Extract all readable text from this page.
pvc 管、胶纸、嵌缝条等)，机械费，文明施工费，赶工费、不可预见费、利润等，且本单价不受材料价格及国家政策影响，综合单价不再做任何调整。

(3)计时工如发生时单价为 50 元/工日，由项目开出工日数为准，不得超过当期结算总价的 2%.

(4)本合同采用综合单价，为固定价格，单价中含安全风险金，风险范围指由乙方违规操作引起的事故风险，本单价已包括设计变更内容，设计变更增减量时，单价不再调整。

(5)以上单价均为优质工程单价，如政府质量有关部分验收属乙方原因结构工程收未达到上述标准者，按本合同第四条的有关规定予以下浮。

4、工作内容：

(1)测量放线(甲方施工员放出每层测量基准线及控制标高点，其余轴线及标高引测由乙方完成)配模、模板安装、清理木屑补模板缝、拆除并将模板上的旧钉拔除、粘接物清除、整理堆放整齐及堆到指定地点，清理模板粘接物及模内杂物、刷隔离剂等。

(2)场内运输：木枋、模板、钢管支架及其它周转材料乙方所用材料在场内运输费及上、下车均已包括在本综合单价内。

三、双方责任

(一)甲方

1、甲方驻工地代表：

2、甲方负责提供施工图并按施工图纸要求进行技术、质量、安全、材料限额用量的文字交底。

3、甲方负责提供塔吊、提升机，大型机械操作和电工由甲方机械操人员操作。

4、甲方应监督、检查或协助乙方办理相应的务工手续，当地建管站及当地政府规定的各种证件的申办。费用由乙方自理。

GOAL
Return every entry verbatim.

RESPONSE
Extract all readable text from this page.
pvc 管、胶纸、嵌缝条等)，机械费，文明施工费，赶工费、不可预见费、利润等，且本单价不受材料价格及国家政策影响，综合单价不再做任何调整。

(3)计时工如发生时单价为 50 元/工日，由项目开出工日数为准，不得超过当期结算总价的 2%.

(4)本合同采用综合单价，为固定价格，单价中含安全风险金，风险范围指由乙方违规操作引起的事故风险，本单价已包括设计变更内容，设计变更增减量时，单价不再调整。

(5)以上单价均为优质工程单价，如政府质量有关部分验收属乙方原因结构工程收未达到上述标准者，按本合同第四条的有关规定予以下浮。

4、工作内容：

(1)测量放线(甲方施工员放出每层测量基准线及控制标高点，其余轴线及标高引测由乙方完成)配模、模板安装、清理木屑补模板缝、拆除并将模板上的旧钉拔除、粘接物清除、整理堆放整齐及堆到指定地点，清理模板粘接物及模内杂物、刷隔离剂等。

(2)场内运输：木枋、模板、钢管支架及其它周转材料乙方所用材料在场内运输费及上、下车均已包括在本综合单价内。

三、双方责任

(一)甲方

1、甲方驻工地代表：

2、甲方负责提供施工图并按施工图纸要求进行技术、质量、安全、材料限额用量的文字交底。

3、甲方负责提供塔吊、提升机，大型机械操作和电工由甲方机械操人员操作。

4、甲方应监督、检查或协助乙方办理相应的务工手续，当地建管站及当地政府规定的各种证件的申办。费用由乙方自理。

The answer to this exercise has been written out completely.